WHAT IS NEEDED => Check every line of the data below for the string "quem", and copy the ones that hold it.

[Extracted records]
/---

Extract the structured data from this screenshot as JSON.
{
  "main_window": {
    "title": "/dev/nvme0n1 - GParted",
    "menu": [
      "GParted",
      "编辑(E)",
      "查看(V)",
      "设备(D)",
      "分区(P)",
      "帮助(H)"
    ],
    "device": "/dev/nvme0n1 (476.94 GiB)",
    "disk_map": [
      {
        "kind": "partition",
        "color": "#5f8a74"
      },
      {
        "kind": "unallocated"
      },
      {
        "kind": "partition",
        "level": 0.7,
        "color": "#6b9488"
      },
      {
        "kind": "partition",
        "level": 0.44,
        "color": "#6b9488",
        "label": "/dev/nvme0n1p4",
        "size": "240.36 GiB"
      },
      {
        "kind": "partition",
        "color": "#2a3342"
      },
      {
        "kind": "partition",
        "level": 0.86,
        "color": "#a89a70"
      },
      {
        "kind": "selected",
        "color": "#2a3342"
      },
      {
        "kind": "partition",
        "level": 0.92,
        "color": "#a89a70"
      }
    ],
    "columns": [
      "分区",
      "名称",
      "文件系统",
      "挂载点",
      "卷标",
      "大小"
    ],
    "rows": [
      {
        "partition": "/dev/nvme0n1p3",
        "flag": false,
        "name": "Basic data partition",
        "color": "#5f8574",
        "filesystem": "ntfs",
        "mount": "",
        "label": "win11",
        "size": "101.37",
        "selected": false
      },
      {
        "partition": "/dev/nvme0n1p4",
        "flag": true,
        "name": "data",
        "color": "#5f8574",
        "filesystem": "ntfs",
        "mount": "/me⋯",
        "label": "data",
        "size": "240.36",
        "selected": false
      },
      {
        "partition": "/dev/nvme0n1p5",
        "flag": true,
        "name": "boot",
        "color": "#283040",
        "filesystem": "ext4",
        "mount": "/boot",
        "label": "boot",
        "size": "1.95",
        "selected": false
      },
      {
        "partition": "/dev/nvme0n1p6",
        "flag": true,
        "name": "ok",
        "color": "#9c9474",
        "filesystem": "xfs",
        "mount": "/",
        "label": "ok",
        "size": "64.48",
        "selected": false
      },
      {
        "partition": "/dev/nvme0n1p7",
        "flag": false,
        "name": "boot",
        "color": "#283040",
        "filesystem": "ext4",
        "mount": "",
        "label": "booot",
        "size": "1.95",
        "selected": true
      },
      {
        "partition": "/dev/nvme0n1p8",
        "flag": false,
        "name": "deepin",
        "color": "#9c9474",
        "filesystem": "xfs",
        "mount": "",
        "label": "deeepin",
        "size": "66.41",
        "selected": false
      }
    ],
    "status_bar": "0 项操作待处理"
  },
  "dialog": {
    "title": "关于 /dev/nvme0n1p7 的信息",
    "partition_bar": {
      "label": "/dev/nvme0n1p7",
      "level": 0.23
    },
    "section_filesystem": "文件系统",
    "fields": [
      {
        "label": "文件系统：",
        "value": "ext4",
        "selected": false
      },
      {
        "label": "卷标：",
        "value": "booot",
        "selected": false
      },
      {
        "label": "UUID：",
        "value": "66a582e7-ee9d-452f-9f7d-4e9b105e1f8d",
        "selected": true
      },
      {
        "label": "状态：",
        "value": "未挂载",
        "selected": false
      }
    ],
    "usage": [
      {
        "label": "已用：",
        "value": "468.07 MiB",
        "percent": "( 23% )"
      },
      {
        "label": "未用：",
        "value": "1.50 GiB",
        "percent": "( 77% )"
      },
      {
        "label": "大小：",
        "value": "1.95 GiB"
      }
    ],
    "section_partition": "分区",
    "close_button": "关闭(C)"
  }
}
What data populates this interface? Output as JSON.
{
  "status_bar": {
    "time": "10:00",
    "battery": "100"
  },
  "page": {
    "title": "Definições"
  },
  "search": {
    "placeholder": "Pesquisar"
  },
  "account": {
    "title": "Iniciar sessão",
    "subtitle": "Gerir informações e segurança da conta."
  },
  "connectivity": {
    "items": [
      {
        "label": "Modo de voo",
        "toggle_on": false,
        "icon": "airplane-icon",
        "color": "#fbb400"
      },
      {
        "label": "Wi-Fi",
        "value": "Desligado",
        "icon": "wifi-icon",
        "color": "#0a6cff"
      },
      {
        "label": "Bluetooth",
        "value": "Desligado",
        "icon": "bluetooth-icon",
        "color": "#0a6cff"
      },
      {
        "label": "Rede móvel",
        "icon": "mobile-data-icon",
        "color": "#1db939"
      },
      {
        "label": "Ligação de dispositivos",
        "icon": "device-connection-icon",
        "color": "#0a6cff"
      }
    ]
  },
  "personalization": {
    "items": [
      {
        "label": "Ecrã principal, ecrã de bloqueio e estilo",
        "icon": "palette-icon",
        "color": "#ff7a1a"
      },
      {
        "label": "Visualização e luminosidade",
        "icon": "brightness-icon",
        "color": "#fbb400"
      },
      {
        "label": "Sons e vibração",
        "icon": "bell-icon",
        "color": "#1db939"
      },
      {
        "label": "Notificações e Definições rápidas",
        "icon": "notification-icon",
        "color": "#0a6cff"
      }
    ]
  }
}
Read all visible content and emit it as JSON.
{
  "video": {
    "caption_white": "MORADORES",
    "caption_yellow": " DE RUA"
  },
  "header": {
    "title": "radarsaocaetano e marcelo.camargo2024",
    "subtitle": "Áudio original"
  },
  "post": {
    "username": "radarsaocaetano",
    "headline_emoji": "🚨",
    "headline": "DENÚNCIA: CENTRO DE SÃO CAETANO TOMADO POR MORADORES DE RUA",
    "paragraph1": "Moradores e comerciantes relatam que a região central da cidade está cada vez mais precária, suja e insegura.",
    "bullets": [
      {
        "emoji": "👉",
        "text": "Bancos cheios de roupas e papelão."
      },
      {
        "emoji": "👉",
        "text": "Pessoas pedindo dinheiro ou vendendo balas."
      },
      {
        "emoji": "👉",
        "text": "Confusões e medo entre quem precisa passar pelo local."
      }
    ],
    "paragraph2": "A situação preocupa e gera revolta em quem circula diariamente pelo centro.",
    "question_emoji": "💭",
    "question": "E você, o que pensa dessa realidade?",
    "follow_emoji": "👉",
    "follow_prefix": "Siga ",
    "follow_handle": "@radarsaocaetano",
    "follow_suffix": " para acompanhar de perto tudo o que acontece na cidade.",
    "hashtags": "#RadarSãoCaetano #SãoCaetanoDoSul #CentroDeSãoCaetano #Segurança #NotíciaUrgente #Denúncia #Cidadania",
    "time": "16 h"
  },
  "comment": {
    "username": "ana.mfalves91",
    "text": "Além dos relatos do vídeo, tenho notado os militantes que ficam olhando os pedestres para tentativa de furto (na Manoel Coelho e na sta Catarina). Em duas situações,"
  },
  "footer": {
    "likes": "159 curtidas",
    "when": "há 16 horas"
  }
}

\---

RESPONSE TO THE TASK =>
        "text": "Confusões e medo entre quem precisa passar pelo local."
    "paragraph2": "A situação preocupa e gera revolta em quem circula diariamente pelo centro.",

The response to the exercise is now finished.